Copy the rows below character for character, from the first row through the row containing "Point — [371, 667, 394, 681]", including both.

—————

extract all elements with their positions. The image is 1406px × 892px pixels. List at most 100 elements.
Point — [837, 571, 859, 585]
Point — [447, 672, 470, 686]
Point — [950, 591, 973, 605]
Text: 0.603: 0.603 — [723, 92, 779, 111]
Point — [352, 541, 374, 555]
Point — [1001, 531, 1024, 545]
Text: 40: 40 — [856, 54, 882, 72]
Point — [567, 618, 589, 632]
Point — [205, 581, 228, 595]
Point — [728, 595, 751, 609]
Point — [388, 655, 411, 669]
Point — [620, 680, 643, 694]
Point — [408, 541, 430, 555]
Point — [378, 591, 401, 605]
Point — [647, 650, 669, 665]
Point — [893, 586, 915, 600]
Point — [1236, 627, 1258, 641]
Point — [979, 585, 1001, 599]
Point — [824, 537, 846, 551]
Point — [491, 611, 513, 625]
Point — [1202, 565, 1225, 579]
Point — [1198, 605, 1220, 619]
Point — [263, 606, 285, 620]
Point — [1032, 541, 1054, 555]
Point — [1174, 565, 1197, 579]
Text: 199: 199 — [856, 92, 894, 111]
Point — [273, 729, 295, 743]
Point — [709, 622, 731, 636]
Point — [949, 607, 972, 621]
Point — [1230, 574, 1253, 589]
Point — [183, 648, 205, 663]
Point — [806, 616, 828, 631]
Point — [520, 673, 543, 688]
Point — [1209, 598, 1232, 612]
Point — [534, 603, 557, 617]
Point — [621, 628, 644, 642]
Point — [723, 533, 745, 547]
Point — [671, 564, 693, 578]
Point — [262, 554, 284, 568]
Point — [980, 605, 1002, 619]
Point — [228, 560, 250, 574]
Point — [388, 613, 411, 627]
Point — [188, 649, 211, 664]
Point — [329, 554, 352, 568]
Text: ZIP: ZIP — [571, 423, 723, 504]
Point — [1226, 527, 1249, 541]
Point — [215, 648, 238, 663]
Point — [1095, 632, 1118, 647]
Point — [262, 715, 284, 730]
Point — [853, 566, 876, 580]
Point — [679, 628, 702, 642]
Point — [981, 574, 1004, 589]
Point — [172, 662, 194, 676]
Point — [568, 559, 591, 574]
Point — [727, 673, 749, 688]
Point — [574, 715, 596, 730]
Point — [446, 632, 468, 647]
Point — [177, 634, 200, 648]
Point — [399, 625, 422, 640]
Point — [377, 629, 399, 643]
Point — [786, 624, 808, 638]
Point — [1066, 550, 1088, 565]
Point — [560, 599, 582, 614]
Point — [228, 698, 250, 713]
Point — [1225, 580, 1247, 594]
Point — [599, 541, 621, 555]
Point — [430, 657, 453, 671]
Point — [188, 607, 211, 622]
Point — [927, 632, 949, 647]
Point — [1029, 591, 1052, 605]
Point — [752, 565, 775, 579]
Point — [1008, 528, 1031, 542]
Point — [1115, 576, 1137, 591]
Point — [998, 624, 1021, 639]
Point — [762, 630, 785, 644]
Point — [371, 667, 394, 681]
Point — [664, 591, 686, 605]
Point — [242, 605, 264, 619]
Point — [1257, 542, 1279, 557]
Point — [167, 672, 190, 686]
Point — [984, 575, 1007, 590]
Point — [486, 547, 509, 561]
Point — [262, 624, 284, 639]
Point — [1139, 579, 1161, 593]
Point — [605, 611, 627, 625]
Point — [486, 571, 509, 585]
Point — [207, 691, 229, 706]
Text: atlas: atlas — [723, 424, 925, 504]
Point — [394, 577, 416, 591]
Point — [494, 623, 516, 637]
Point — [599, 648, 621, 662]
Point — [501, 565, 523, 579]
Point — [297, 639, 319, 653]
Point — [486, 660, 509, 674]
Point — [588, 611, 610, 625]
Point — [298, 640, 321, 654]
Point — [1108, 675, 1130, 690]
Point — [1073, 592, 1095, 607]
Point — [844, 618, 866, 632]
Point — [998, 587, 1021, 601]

—————

◆ EXPECTED ANSWER
extract all elements with their positions. The image is 1406px × 892px pixels. List at most 100 elements.
Point — [837, 571, 859, 585]
Point — [447, 672, 470, 686]
Point — [950, 591, 973, 605]
Text: 0.603: 0.603 — [723, 92, 779, 111]
Point — [352, 541, 374, 555]
Point — [1001, 531, 1024, 545]
Text: 40: 40 — [856, 54, 882, 72]
Point — [567, 618, 589, 632]
Point — [205, 581, 228, 595]
Point — [728, 595, 751, 609]
Point — [388, 655, 411, 669]
Point — [620, 680, 643, 694]
Point — [408, 541, 430, 555]
Point — [378, 591, 401, 605]
Point — [647, 650, 669, 665]
Point — [893, 586, 915, 600]
Point — [1236, 627, 1258, 641]
Point — [979, 585, 1001, 599]
Point — [824, 537, 846, 551]
Point — [491, 611, 513, 625]
Point — [1202, 565, 1225, 579]
Point — [1198, 605, 1220, 619]
Point — [263, 606, 285, 620]
Point — [1032, 541, 1054, 555]
Point — [1174, 565, 1197, 579]
Text: 199: 199 — [856, 92, 894, 111]
Point — [273, 729, 295, 743]
Point — [709, 622, 731, 636]
Point — [949, 607, 972, 621]
Point — [1230, 574, 1253, 589]
Point — [183, 648, 205, 663]
Point — [806, 616, 828, 631]
Point — [520, 673, 543, 688]
Point — [1209, 598, 1232, 612]
Point — [534, 603, 557, 617]
Point — [621, 628, 644, 642]
Point — [723, 533, 745, 547]
Point — [671, 564, 693, 578]
Point — [262, 554, 284, 568]
Point — [980, 605, 1002, 619]
Point — [228, 560, 250, 574]
Point — [388, 613, 411, 627]
Point — [188, 649, 211, 664]
Point — [329, 554, 352, 568]
Text: ZIP: ZIP — [571, 423, 723, 504]
Point — [1226, 527, 1249, 541]
Point — [215, 648, 238, 663]
Point — [1095, 632, 1118, 647]
Point — [262, 715, 284, 730]
Point — [853, 566, 876, 580]
Point — [679, 628, 702, 642]
Point — [981, 574, 1004, 589]
Point — [172, 662, 194, 676]
Point — [568, 559, 591, 574]
Point — [727, 673, 749, 688]
Point — [574, 715, 596, 730]
Point — [446, 632, 468, 647]
Point — [177, 634, 200, 648]
Point — [399, 625, 422, 640]
Point — [377, 629, 399, 643]
Point — [786, 624, 808, 638]
Point — [1066, 550, 1088, 565]
Point — [560, 599, 582, 614]
Point — [228, 698, 250, 713]
Point — [1225, 580, 1247, 594]
Point — [599, 541, 621, 555]
Point — [430, 657, 453, 671]
Point — [188, 607, 211, 622]
Point — [927, 632, 949, 647]
Point — [1029, 591, 1052, 605]
Point — [752, 565, 775, 579]
Point — [1008, 528, 1031, 542]
Point — [1115, 576, 1137, 591]
Point — [998, 624, 1021, 639]
Point — [762, 630, 785, 644]
Point — [371, 667, 394, 681]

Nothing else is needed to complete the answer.